* **The records**
______________________________

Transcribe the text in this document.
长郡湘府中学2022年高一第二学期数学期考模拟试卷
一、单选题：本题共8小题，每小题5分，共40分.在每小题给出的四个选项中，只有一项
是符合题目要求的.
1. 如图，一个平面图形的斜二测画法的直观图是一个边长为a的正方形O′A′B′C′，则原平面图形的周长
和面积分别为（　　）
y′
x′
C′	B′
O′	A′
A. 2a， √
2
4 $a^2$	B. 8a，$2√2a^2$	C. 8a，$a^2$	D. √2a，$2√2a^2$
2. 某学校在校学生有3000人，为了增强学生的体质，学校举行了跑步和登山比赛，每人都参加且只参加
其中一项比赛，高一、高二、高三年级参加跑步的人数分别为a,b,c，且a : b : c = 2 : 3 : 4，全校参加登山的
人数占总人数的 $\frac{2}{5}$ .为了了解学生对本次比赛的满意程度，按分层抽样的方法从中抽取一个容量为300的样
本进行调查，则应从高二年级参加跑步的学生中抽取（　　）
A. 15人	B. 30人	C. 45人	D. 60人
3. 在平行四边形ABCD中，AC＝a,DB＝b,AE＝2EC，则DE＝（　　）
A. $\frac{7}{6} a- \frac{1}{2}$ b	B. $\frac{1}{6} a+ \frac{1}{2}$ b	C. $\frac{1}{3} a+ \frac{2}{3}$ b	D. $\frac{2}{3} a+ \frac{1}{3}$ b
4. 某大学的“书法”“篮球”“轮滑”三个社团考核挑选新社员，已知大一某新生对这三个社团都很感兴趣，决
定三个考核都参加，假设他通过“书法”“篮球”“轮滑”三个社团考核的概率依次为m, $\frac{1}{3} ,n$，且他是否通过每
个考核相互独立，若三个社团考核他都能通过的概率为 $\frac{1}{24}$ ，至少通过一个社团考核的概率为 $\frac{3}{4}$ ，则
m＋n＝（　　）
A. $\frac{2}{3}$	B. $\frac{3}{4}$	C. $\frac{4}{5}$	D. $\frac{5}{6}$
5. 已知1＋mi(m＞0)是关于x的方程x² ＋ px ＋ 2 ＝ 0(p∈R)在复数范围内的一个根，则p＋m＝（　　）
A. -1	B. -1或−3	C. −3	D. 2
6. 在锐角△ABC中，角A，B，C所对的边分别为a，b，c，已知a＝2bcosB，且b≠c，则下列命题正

______________________________

* **Stated problem**
The records above should all be quoted exactly, please.

* **Solution to the exercise**
Transcribe the text in this document.
长郡湘府中学2022年高一第二学期数学期考模拟试卷
一、单选题：本题共8小题，每小题5分，共40分.在每小题给出的四个选项中，只有一项
是符合题目要求的.
1. 如图，一个平面图形的斜二测画法的直观图是一个边长为a的正方形O′A′B′C′，则原平面图形的周长
和面积分别为（　　）
y′
x′
C′	B′
O′	A′
A. 2a， √
2
4 $a^2$	B. 8a，$2√2a^2$	C. 8a，$a^2$	D. √2a，$2√2a^2$
2. 某学校在校学生有3000人，为了增强学生的体质，学校举行了跑步和登山比赛，每人都参加且只参加
其中一项比赛，高一、高二、高三年级参加跑步的人数分别为a,b,c，且a : b : c = 2 : 3 : 4，全校参加登山的
人数占总人数的 $\frac{2}{5}$ .为了了解学生对本次比赛的满意程度，按分层抽样的方法从中抽取一个容量为300的样
本进行调查，则应从高二年级参加跑步的学生中抽取（　　）
A. 15人	B. 30人	C. 45人	D. 60人
3. 在平行四边形ABCD中，AC＝a,DB＝b,AE＝2EC，则DE＝（　　）
A. $\frac{7}{6} a- \frac{1}{2}$ b	B. $\frac{1}{6} a+ \frac{1}{2}$ b	C. $\frac{1}{3} a+ \frac{2}{3}$ b	D. $\frac{2}{3} a+ \frac{1}{3}$ b
4. 某大学的“书法”“篮球”“轮滑”三个社团考核挑选新社员，已知大一某新生对这三个社团都很感兴趣，决
定三个考核都参加，假设他通过“书法”“篮球”“轮滑”三个社团考核的概率依次为m, $\frac{1}{3} ,n$，且他是否通过每
个考核相互独立，若三个社团考核他都能通过的概率为 $\frac{1}{24}$ ，至少通过一个社团考核的概率为 $\frac{3}{4}$ ，则
m＋n＝（　　）
A. $\frac{2}{3}$	B. $\frac{3}{4}$	C. $\frac{4}{5}$	D. $\frac{5}{6}$
5. 已知1＋mi(m＞0)是关于x的方程x² ＋ px ＋ 2 ＝ 0(p∈R)在复数范围内的一个根，则p＋m＝（　　）
A. -1	B. -1或−3	C. −3	D. 2
6. 在锐角△ABC中，角A，B，C所对的边分别为a，b，c，已知a＝2bcosB，且b≠c，则下列命题正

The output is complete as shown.